- Problem statement
Write out the listing below exactly, and omit any images you find in it.

- Given data
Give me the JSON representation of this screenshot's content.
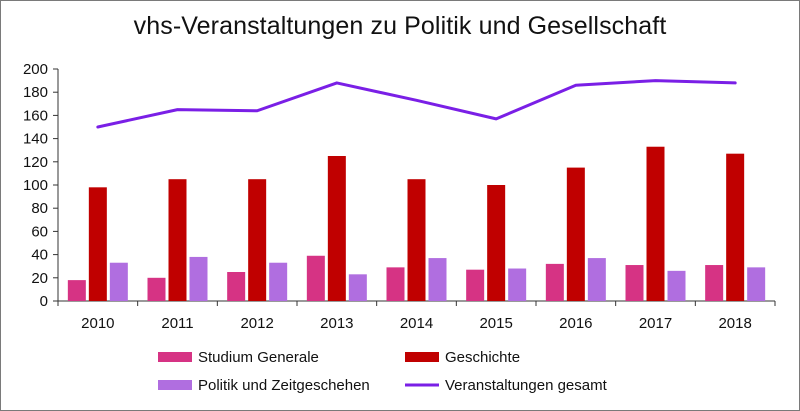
{
  "chart_data": {
    "type": "bar",
    "title": "vhs-Veranstaltungen zu Politik und Gesellschaft",
    "categories": [
      "2010",
      "2011",
      "2012",
      "2013",
      "2014",
      "2015",
      "2016",
      "2017",
      "2018"
    ],
    "ylim": [
      0,
      200
    ],
    "yticks": [
      0,
      20,
      40,
      60,
      80,
      100,
      120,
      140,
      160,
      180,
      200
    ],
    "grid": false,
    "legend_position": "bottom",
    "series": [
      {
        "name": "Studium Generale",
        "kind": "bar",
        "color": "#d63384",
        "values": [
          18,
          20,
          25,
          39,
          29,
          27,
          32,
          31,
          31
        ]
      },
      {
        "name": "Geschichte",
        "kind": "bar",
        "color": "#c00000",
        "values": [
          98,
          105,
          105,
          125,
          105,
          100,
          115,
          133,
          127
        ]
      },
      {
        "name": "Politik und Zeitgeschehen",
        "kind": "bar",
        "color": "#b06ee0",
        "values": [
          33,
          38,
          33,
          23,
          37,
          28,
          37,
          26,
          29
        ]
      },
      {
        "name": "Veranstaltungen gesamt",
        "kind": "line",
        "color": "#7a1fe6",
        "values": [
          150,
          165,
          164,
          188,
          173,
          157,
          186,
          190,
          188
        ]
      }
    ]
  }
}
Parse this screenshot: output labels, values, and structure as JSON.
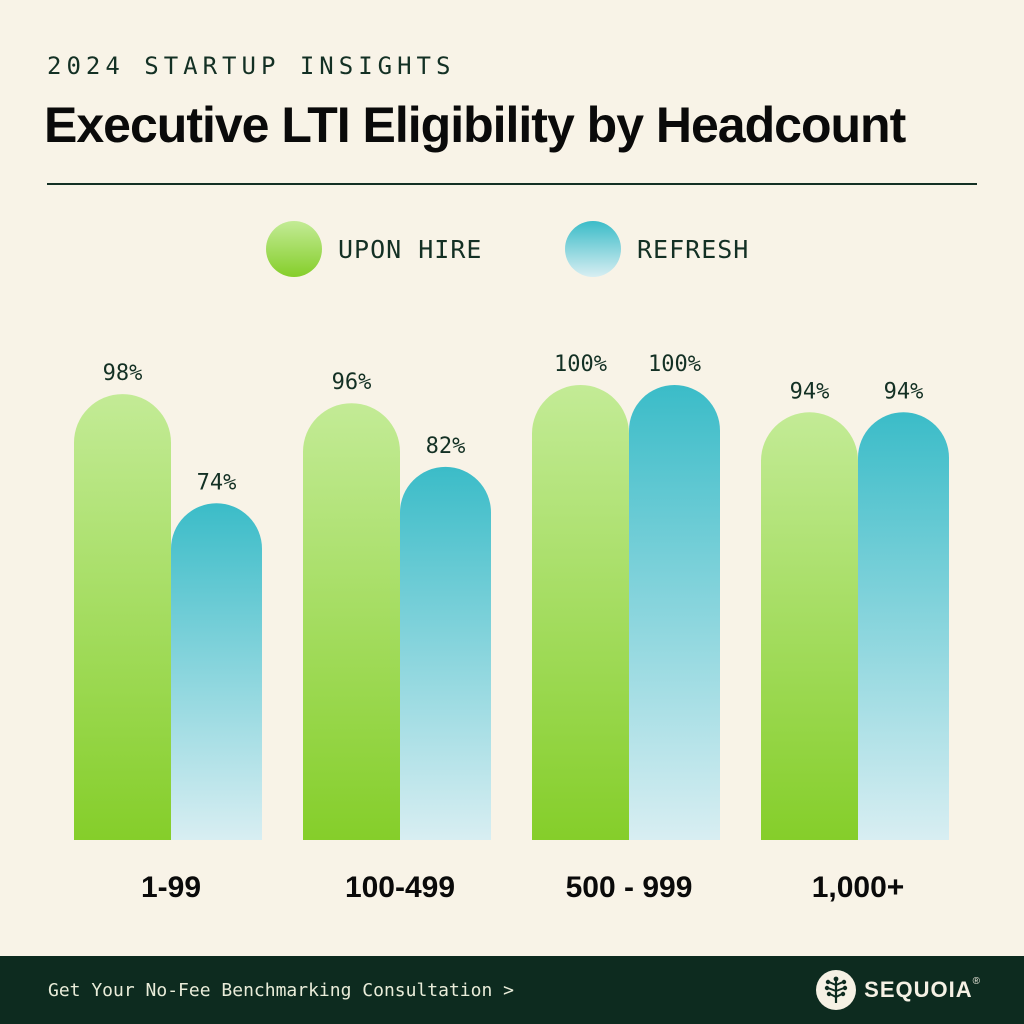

- Answer to the problem
Give me the JSON representation of this screenshot's content.
{
  "chart_data": {
    "type": "bar",
    "title": "vhs-Veranstaltungen zu Politik und Gesellschaft",
    "categories": [
      "2010",
      "2011",
      "2012",
      "2013",
      "2014",
      "2015",
      "2016",
      "2017",
      "2018"
    ],
    "ylim": [
      0,
      200
    ],
    "yticks": [
      0,
      20,
      40,
      60,
      80,
      100,
      120,
      140,
      160,
      180,
      200
    ],
    "grid": false,
    "legend_position": "bottom",
    "series": [
      {
        "name": "Studium Generale",
        "kind": "bar",
        "color": "#d63384",
        "values": [
          18,
          20,
          25,
          39,
          29,
          27,
          32,
          31,
          31
        ]
      },
      {
        "name": "Geschichte",
        "kind": "bar",
        "color": "#c00000",
        "values": [
          98,
          105,
          105,
          125,
          105,
          100,
          115,
          133,
          127
        ]
      },
      {
        "name": "Politik und Zeitgeschehen",
        "kind": "bar",
        "color": "#b06ee0",
        "values": [
          33,
          38,
          33,
          23,
          37,
          28,
          37,
          26,
          29
        ]
      },
      {
        "name": "Veranstaltungen gesamt",
        "kind": "line",
        "color": "#7a1fe6",
        "values": [
          150,
          165,
          164,
          188,
          173,
          157,
          186,
          190,
          188
        ]
      }
    ]
  }
}
Parse this screenshot: output labels, values, and structure as JSON.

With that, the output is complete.